__EXERCISE DETAILS__:
Rewrite the item lines below, beginning at the line that has "- legend-label: Modified log-wake law: [409, 1194, 562, 1209]" and stopping after the line that has "- y-tick-label: 0.2: [73, 409, 94, 420]". Replace "legend-label" with "legend-entry" and keep everything else the same.
---*---
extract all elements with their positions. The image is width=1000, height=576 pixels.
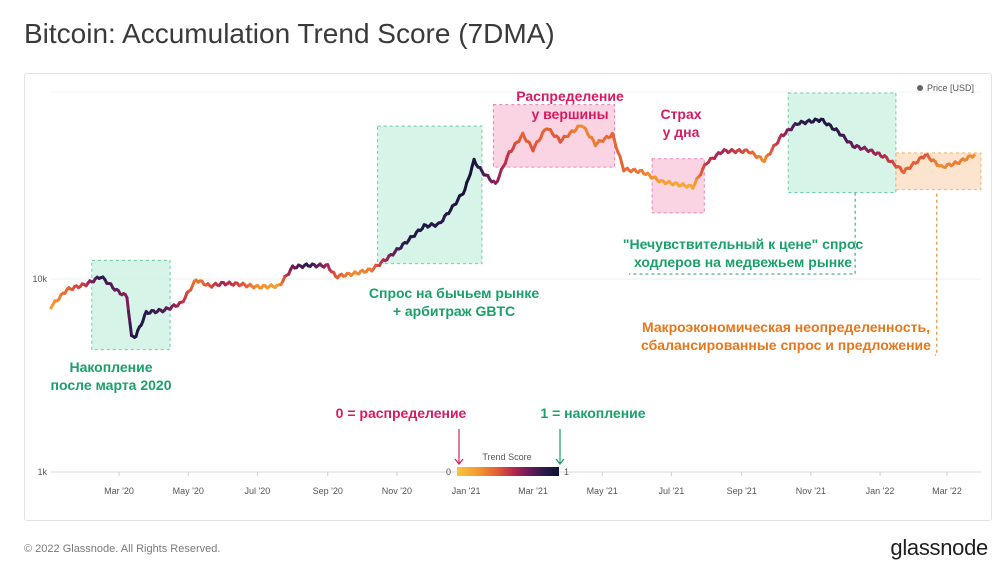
annotation-line: Макроэкономическая неопределенность, <box>642 319 930 335</box>
annotation-fear-bottom: Страх у дна <box>660 106 701 140</box>
phase-boxes <box>91 92 982 351</box>
copyright: © 2022 Glassnode. All Rights Reserved. <box>24 543 221 555</box>
colorbar-title: Trend Score <box>482 452 531 462</box>
x-tick-label: Mar '21 <box>518 486 548 496</box>
colorbar-gradient <box>457 467 559 476</box>
x-tick-label: Jan '22 <box>866 486 895 496</box>
annotation-line: 0 = распределение <box>336 405 467 421</box>
annotation-macro-uncertainty: Макроэкономическая неопределенность, сбал… <box>641 319 931 353</box>
annotation-line: после марта 2020 <box>51 377 172 393</box>
annotation-line: Спрос на бычьем рынке <box>369 285 539 301</box>
annotation-line: Страх <box>660 106 701 122</box>
annotation-line: сбалансированные спрос и предложение <box>641 337 931 353</box>
annotation-line: ходлеров на медвежьем рынке <box>634 254 852 270</box>
annotation-line: "Нечувствительный к цене" спрос <box>623 236 863 252</box>
annotation-line: 1 = накопление <box>540 405 645 421</box>
arrow-zero-head <box>454 458 464 465</box>
annotation-holders-demand: "Нечувствительный к цене" спрос ходлеров … <box>623 236 863 270</box>
price-segment <box>127 310 132 325</box>
x-tick-label: May '21 <box>587 486 618 496</box>
x-tick-label: Sep '20 <box>313 486 343 496</box>
annotation-bull-demand: Спрос на бычьем рынке + арбитраж GBTC <box>369 285 539 319</box>
annotation-connector <box>935 193 938 356</box>
annotation-accumulation-after-march: Накопление после марта 2020 <box>51 359 172 393</box>
accumulation-box <box>787 92 897 194</box>
x-tick-label: Jan '21 <box>452 486 481 496</box>
legend-marker <box>917 85 923 91</box>
annotation-line: Распределение <box>516 88 624 104</box>
x-tick-label: Jul '21 <box>659 486 685 496</box>
annotation-line: у дна <box>663 124 700 140</box>
arrow-one-head <box>555 458 565 465</box>
neutral-box <box>895 152 982 191</box>
price-chart: 10k 1k Mar '20 May '20 Jul '20 Sep '20 Nov '20… <box>32 83 982 496</box>
legend-label: Price [USD] <box>927 83 974 93</box>
x-tick-label: Mar '22 <box>932 486 962 496</box>
x-tick-label: Mar '20 <box>104 486 134 496</box>
y-tick-label: 10k <box>32 274 47 284</box>
x-tick-label: Nov '21 <box>796 486 826 496</box>
colorbar-max-label: 1 <box>564 467 569 477</box>
y-tick-label: 1k <box>37 467 47 477</box>
annotation-one-label: 1 = накопление <box>540 405 645 421</box>
x-tick-label: Nov '20 <box>382 486 412 496</box>
annotation-line: + арбитраж GBTC <box>393 303 515 319</box>
price-line <box>49 117 976 339</box>
x-tick-label: Jul '20 <box>245 486 271 496</box>
annotation-line: у вершины <box>531 106 608 122</box>
price-segment <box>128 321 134 338</box>
annotation-distribution-top: Распределение у вершины <box>516 88 624 122</box>
page-title: Bitcoin: Accumulation Trend Score (7DMA) <box>24 18 555 49</box>
annotation-zero-label: 0 = распределение <box>336 405 467 421</box>
chart-panel: 10k 1k Mar '20 May '20 Jul '20 Sep '20 Nov '20… <box>24 73 992 521</box>
legend: Price [USD] <box>917 83 974 93</box>
colorbar-min-label: 0 <box>446 467 451 477</box>
glassnode-logo[interactable]: glassnode <box>890 535 988 560</box>
colorbar: Trend Score 0 1 <box>446 452 569 477</box>
annotations: Накопление после марта 2020 Спрос на бычье… <box>51 88 938 465</box>
x-tick-label: Sep '21 <box>727 486 757 496</box>
x-tick-label: May '20 <box>173 486 204 496</box>
annotation-line: Накопление <box>69 359 152 375</box>
price-segment <box>125 296 130 314</box>
accumulation-box <box>377 125 483 265</box>
price-segment <box>970 153 976 159</box>
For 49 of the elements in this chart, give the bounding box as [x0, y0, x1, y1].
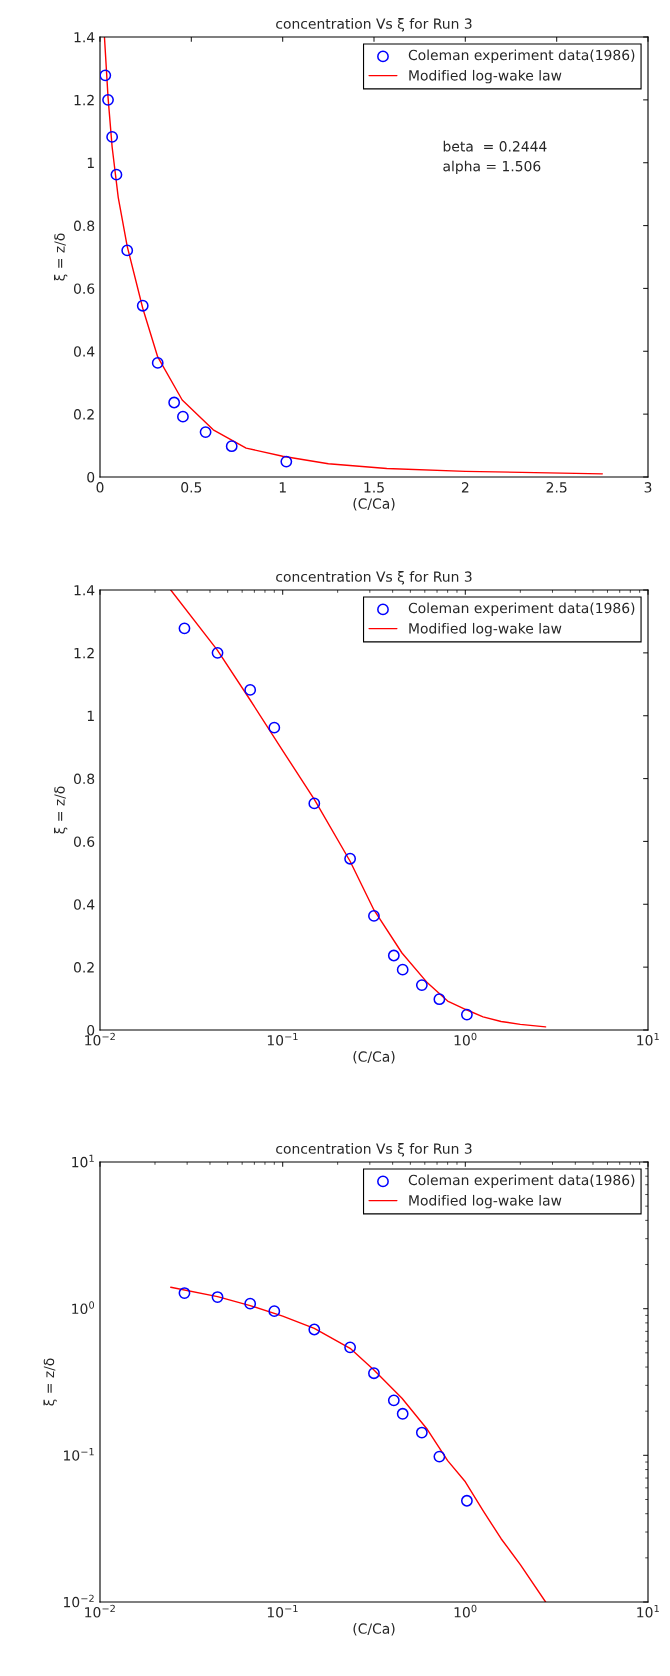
- legend-label: Modified log-wake law: [409, 1194, 562, 1209]
- y-tick-label: 0.4: [73, 899, 95, 910]
- x-axis-title: (C/Ca): [353, 1051, 395, 1064]
- chart-title: concentration Vs ξ for Run 3: [276, 18, 472, 32]
- legend-label: Coleman experiment data(1986): [408, 49, 635, 63]
- annotation: alpha = 1.506: [443, 160, 541, 175]
- legend-label: Coleman experiment data(1986): [408, 1174, 635, 1188]
- y-tick-label: 0.2: [73, 409, 94, 420]
- x-tick-label: 2: [461, 482, 469, 493]
- chart-title: concentration Vs ξ for Run 3: [276, 1143, 472, 1157]
- y-axis-title: ξ = z/δ: [54, 233, 68, 281]
- x-tick-label: 10$^{0}$: [454, 1604, 477, 1618]
- y-tick-label: 0.8: [73, 220, 95, 232]
- x-tick-label: 0: [96, 482, 104, 493]
- y-tick-label: 1.2: [74, 647, 94, 659]
- x-tick-label: 0.5: [181, 482, 202, 493]
- y-tick-label: 0.6: [73, 283, 95, 294]
- y-tick-label: 0: [87, 471, 95, 483]
- y-tick-label: 1.2: [74, 94, 94, 106]
- x-axis-title: (C/Ca): [353, 498, 395, 511]
- y-tick-label: 1.4: [74, 32, 95, 43]
- y-tick-label: 1: [87, 157, 94, 168]
- y-tick-label: 0.8: [73, 773, 95, 785]
- legend-label: Modified log-wake law: [409, 622, 562, 637]
- y-tick-label: 10$^{1}$: [72, 1154, 94, 1168]
- y-tick-label: 1.4: [74, 585, 95, 596]
- y-tick-label: 0.6: [73, 836, 95, 847]
- y-axis-title: ξ = z/δ: [54, 786, 68, 834]
- x-tick-label: 1: [279, 482, 286, 493]
- legend-label: Coleman experiment data(1986): [408, 602, 635, 616]
- y-tick-label: 10$^{−2}$: [64, 1594, 94, 1608]
- y-axis-title: ξ = z/δ: [43, 1358, 57, 1406]
- x-tick-label: 10$^{0}$: [454, 1032, 477, 1046]
- x-tick-label: 3: [644, 482, 652, 493]
- x-axis-title: (C/Ca): [353, 1623, 395, 1636]
- x-tick-label: 2.5: [546, 482, 567, 493]
- y-tick-label: 1: [87, 710, 94, 721]
- y-tick-label: 0.4: [73, 346, 95, 357]
- x-tick-label: 10$^{−1}$: [267, 1604, 298, 1618]
- y-tick-label: 10$^{0}$: [72, 1301, 95, 1315]
- chart-title: concentration Vs ξ for Run 3: [276, 571, 472, 585]
- x-tick-label: 10$^{−1}$: [267, 1032, 298, 1046]
- y-tick-label: 0.2: [73, 962, 94, 973]
- legend-label: Modified log-wake law: [409, 69, 562, 84]
- x-tick-label: 10$^{1}$: [637, 1604, 659, 1618]
- y-tick-label: 10$^{−1}$: [64, 1448, 94, 1461]
- annotation: beta = 0.2444: [443, 140, 547, 152]
- x-tick-label: 10$^{1}$: [637, 1032, 659, 1046]
- x-tick-label: 1.5: [364, 482, 384, 493]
---*---
__RESULT OF THIS TASK__:
- legend-entry: Modified log-wake law: [409, 1194, 562, 1209]
- y-tick-label: 0.4: [73, 899, 95, 910]
- x-axis-title: (C/Ca): [353, 1051, 395, 1064]
- chart-title: concentration Vs ξ for Run 3: [276, 18, 472, 32]
- legend-entry: Coleman experiment data(1986): [408, 49, 635, 63]
- annotation: alpha = 1.506: [443, 160, 541, 175]
- legend-entry: Coleman experiment data(1986): [408, 1174, 635, 1188]
- y-tick-label: 0.2: [73, 409, 94, 420]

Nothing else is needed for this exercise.